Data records
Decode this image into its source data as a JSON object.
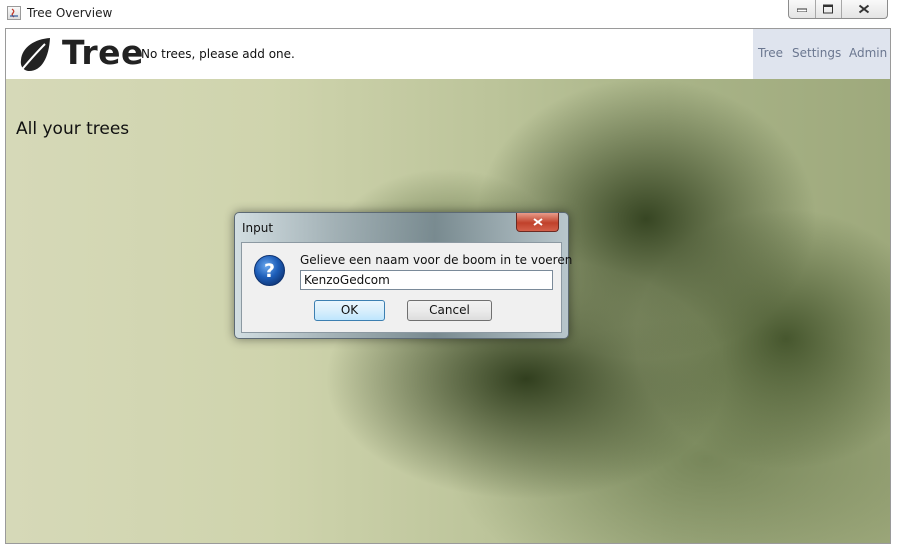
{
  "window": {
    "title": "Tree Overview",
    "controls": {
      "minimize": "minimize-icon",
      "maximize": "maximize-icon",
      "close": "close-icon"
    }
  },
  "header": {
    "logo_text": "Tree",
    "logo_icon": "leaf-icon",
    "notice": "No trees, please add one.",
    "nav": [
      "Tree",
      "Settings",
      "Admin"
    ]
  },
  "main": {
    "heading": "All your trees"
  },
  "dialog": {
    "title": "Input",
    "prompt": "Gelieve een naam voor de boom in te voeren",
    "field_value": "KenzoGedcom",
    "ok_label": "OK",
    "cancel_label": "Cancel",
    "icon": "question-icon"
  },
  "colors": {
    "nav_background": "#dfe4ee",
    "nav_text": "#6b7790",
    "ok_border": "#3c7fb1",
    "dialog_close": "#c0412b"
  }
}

(Short exercise)
Every record above should come back exactly, but without its pictures.

(Result)
Decode this image into its source data as a JSON object.
{
  "window": {
    "title": "Tree Overview",
    "controls": {
      "minimize": "minimize-icon",
      "maximize": "maximize-icon",
      "close": "close-icon"
    }
  },
  "header": {
    "logo_text": "Tree",
    "logo_icon": "leaf-icon",
    "notice": "No trees, please add one.",
    "nav": [
      "Tree",
      "Settings",
      "Admin"
    ]
  },
  "main": {
    "heading": "All your trees"
  },
  "dialog": {
    "title": "Input",
    "prompt": "Gelieve een naam voor de boom in te voeren",
    "field_value": "KenzoGedcom",
    "ok_label": "OK",
    "cancel_label": "Cancel",
    "icon": "question-icon"
  },
  "colors": {
    "nav_background": "#dfe4ee",
    "nav_text": "#6b7790",
    "ok_border": "#3c7fb1",
    "dialog_close": "#c0412b"
  }
}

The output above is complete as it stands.